◆ Prompt ◆
Return each line of the data below exactly, omitting any pictures.

(Some records)
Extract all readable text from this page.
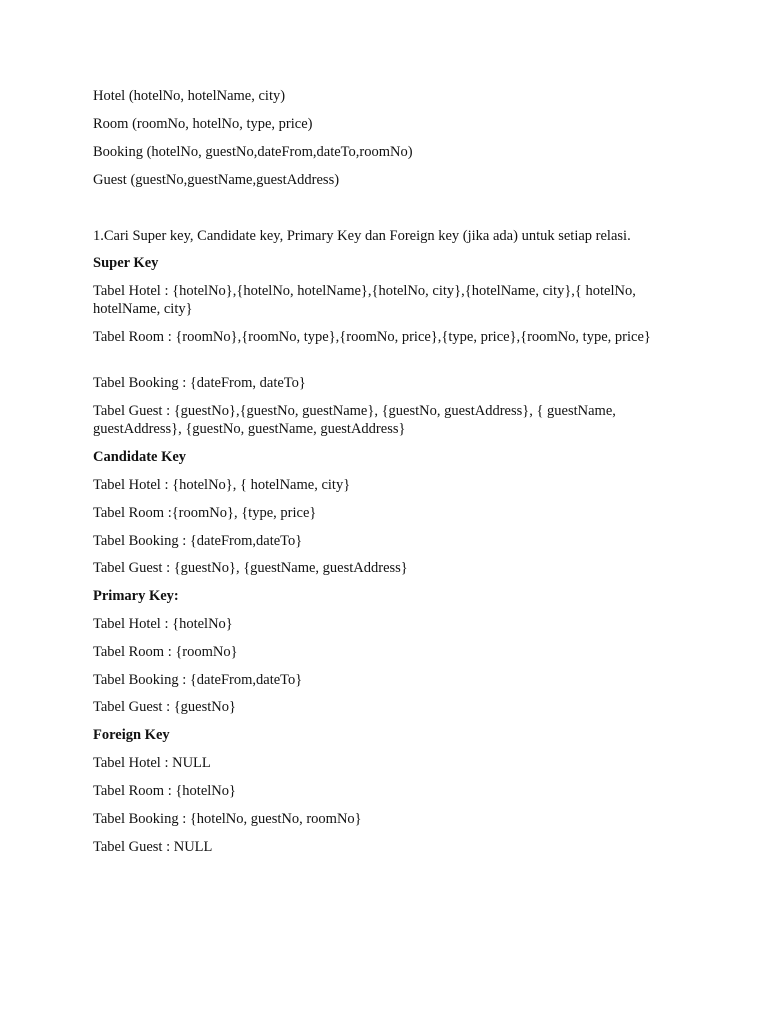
Hotel (hotelNo, hotelName, city)
Room (roomNo, hotelNo, type, price)
Booking (hotelNo, guestNo,dateFrom,dateTo,roomNo)
Guest (guestNo,guestName,guestAddress)
1.Cari Super key, Candidate key, Primary Key dan Foreign key (jika ada) untuk setiap relasi.
Super Key
Tabel Hotel : {hotelNo},{hotelNo, hotelName},{hotelNo, city},{hotelName, city},{ hotelNo, hotelName, city}
Tabel Room : {roomNo},{roomNo, type},{roomNo, price},{type, price},{roomNo, type, price}
Tabel Booking : {dateFrom, dateTo}
Tabel Guest : {guestNo},{guestNo, guestName}, {guestNo, guestAddress}, { guestName, guestAddress}, {guestNo, guestName, guestAddress}
Candidate Key
Tabel Hotel : {hotelNo}, { hotelName, city}
Tabel Room :{roomNo}, {type, price}
Tabel Booking : {dateFrom,dateTo}
Tabel Guest : {guestNo}, {guestName, guestAddress}
Primary Key:
Tabel Hotel : {hotelNo}
Tabel Room : {roomNo}
Tabel Booking : {dateFrom,dateTo}
Tabel Guest : {guestNo}
Foreign Key
Tabel Hotel : NULL
Tabel Room : {hotelNo}
Tabel Booking : {hotelNo, guestNo, roomNo}
Tabel Guest : NULL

◆ Written response ◆
Extract all readable text from this page.
Hotel (hotelNo, hotelName, city)
Room (roomNo, hotelNo, type, price)
Booking (hotelNo, guestNo,dateFrom,dateTo,roomNo)
Guest (guestNo,guestName,guestAddress)
1.Cari Super key, Candidate key, Primary Key dan Foreign key (jika ada) untuk setiap relasi.
Super Key
Tabel Hotel : {hotelNo},{hotelNo, hotelName},{hotelNo, city},{hotelName, city},{ hotelNo, hotelName, city}
Tabel Room : {roomNo},{roomNo, type},{roomNo, price},{type, price},{roomNo, type, price}
Tabel Booking : {dateFrom, dateTo}
Tabel Guest : {guestNo},{guestNo, guestName}, {guestNo, guestAddress}, { guestName, guestAddress}, {guestNo, guestName, guestAddress}
Candidate Key
Tabel Hotel : {hotelNo}, { hotelName, city}
Tabel Room :{roomNo}, {type, price}
Tabel Booking : {dateFrom,dateTo}
Tabel Guest : {guestNo}, {guestName, guestAddress}
Primary Key:
Tabel Hotel : {hotelNo}
Tabel Room : {roomNo}
Tabel Booking : {dateFrom,dateTo}
Tabel Guest : {guestNo}
Foreign Key
Tabel Hotel : NULL
Tabel Room : {hotelNo}
Tabel Booking : {hotelNo, guestNo, roomNo}
Tabel Guest : NULL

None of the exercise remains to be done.